++++ TASK INPUTS

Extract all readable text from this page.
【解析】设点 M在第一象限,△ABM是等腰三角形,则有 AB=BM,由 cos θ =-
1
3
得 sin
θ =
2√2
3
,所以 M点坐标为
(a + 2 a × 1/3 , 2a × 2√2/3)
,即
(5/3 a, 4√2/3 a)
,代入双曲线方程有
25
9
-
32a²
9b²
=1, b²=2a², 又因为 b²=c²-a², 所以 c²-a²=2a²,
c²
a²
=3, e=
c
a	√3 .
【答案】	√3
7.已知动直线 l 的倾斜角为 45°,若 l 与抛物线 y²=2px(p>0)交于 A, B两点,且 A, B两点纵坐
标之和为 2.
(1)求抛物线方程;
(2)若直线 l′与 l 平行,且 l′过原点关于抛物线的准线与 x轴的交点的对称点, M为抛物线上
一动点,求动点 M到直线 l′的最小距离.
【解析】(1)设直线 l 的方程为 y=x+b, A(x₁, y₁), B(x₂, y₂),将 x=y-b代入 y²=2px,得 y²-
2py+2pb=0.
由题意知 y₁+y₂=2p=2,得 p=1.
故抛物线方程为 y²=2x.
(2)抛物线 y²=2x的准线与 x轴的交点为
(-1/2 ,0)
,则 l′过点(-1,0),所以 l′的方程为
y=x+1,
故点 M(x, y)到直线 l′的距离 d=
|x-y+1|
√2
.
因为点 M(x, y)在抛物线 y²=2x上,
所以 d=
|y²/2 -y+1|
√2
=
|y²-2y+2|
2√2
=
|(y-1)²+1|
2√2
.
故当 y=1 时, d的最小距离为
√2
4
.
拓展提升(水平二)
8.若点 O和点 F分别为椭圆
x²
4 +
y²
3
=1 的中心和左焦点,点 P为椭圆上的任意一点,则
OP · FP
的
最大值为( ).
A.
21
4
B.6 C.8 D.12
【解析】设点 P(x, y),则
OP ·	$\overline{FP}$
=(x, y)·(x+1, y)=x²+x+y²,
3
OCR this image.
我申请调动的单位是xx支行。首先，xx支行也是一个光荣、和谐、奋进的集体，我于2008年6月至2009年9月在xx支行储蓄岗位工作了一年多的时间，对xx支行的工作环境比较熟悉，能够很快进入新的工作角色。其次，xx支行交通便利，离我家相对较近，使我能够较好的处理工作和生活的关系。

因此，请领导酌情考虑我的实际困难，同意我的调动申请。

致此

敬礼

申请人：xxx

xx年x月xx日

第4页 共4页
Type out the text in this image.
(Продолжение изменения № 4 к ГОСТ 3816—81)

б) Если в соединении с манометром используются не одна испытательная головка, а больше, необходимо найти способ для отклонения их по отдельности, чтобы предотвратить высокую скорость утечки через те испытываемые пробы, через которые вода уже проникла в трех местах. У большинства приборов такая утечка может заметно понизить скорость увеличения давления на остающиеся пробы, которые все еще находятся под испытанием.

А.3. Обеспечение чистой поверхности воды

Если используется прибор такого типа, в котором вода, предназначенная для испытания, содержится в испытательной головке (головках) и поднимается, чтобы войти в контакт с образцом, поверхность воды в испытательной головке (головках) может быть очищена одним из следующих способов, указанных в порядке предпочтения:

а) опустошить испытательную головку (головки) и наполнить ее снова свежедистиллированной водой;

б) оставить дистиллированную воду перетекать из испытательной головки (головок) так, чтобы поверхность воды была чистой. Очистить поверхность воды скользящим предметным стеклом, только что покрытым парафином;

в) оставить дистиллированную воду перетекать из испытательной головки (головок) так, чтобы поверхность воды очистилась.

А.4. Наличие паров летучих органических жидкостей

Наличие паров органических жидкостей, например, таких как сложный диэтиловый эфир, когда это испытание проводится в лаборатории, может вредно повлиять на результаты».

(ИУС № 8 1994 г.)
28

++++++++

■ WORK TO DO
Please output every record, keeping each line exact.

■ RIGHT ANSWER
Extract all readable text from this page.
【解析】设点 M在第一象限,△ABM是等腰三角形,则有 AB=BM,由 cos θ =-
1
3
得 sin
θ =
2√2
3
,所以 M点坐标为
(a + 2 a × 1/3 , 2a × 2√2/3)
,即
(5/3 a, 4√2/3 a)
,代入双曲线方程有
25
9
-
32a²
9b²
=1, b²=2a², 又因为 b²=c²-a², 所以 c²-a²=2a²,
c²
a²
=3, e=
c
a	√3 .
【答案】	√3
7.已知动直线 l 的倾斜角为 45°,若 l 与抛物线 y²=2px(p>0)交于 A, B两点,且 A, B两点纵坐
标之和为 2.
(1)求抛物线方程;
(2)若直线 l′与 l 平行,且 l′过原点关于抛物线的准线与 x轴的交点的对称点, M为抛物线上
一动点,求动点 M到直线 l′的最小距离.
【解析】(1)设直线 l 的方程为 y=x+b, A(x₁, y₁), B(x₂, y₂),将 x=y-b代入 y²=2px,得 y²-
2py+2pb=0.
由题意知 y₁+y₂=2p=2,得 p=1.
故抛物线方程为 y²=2x.
(2)抛物线 y²=2x的准线与 x轴的交点为
(-1/2 ,0)
,则 l′过点(-1,0),所以 l′的方程为
y=x+1,
故点 M(x, y)到直线 l′的距离 d=
|x-y+1|
√2
.
因为点 M(x, y)在抛物线 y²=2x上,
所以 d=
|y²/2 -y+1|
√2
=
|y²-2y+2|
2√2
=
|(y-1)²+1|
2√2
.
故当 y=1 时, d的最小距离为
√2
4
.
拓展提升(水平二)
8.若点 O和点 F分别为椭圆
x²
4 +
y²
3
=1 的中心和左焦点,点 P为椭圆上的任意一点,则
OP · FP
的
最大值为( ).
A.
21
4
B.6 C.8 D.12
【解析】设点 P(x, y),则
OP ·	$\overline{FP}$
=(x, y)·(x+1, y)=x²+x+y²,
3
OCR this image.
我申请调动的单位是xx支行。首先，xx支行也是一个光荣、和谐、奋进的集体，我于2008年6月至2009年9月在xx支行储蓄岗位工作了一年多的时间，对xx支行的工作环境比较熟悉，能够很快进入新的工作角色。其次，xx支行交通便利，离我家相对较近，使我能够较好的处理工作和生活的关系。

因此，请领导酌情考虑我的实际困难，同意我的调动申请。

致此

敬礼

申请人：xxx

xx年x月xx日

第4页 共4页
Type out the text in this image.
(Продолжение изменения № 4 к ГОСТ 3816—81)

б) Если в соединении с манометром используются не одна испытательная головка, а больше, необходимо найти способ для отклонения их по отдельности, чтобы предотвратить высокую скорость утечки через те испытываемые пробы, через которые вода уже проникла в трех местах. У большинства приборов такая утечка может заметно понизить скорость увеличения давления на остающиеся пробы, которые все еще находятся под испытанием.

А.3. Обеспечение чистой поверхности воды

Если используется прибор такого типа, в котором вода, предназначенная для испытания, содержится в испытательной головке (головках) и поднимается, чтобы войти в контакт с образцом, поверхность воды в испытательной головке (головках) может быть очищена одним из следующих способов, указанных в порядке предпочтения:

а) опустошить испытательную головку (головки) и наполнить ее снова свежедистиллированной водой;

б) оставить дистиллированную воду перетекать из испытательной головки (головок) так, чтобы поверхность воды была чистой. Очистить поверхность воды скользящим предметным стеклом, только что покрытым парафином;

в) оставить дистиллированную воду перетекать из испытательной головки (головок) так, чтобы поверхность воды очистилась.

А.4. Наличие паров летучих органических жидкостей

Наличие паров органических жидкостей, например, таких как сложный диэтиловый эфир, когда это испытание проводится в лаборатории, может вредно повлиять на результаты».

(ИУС № 8 1994 г.)
28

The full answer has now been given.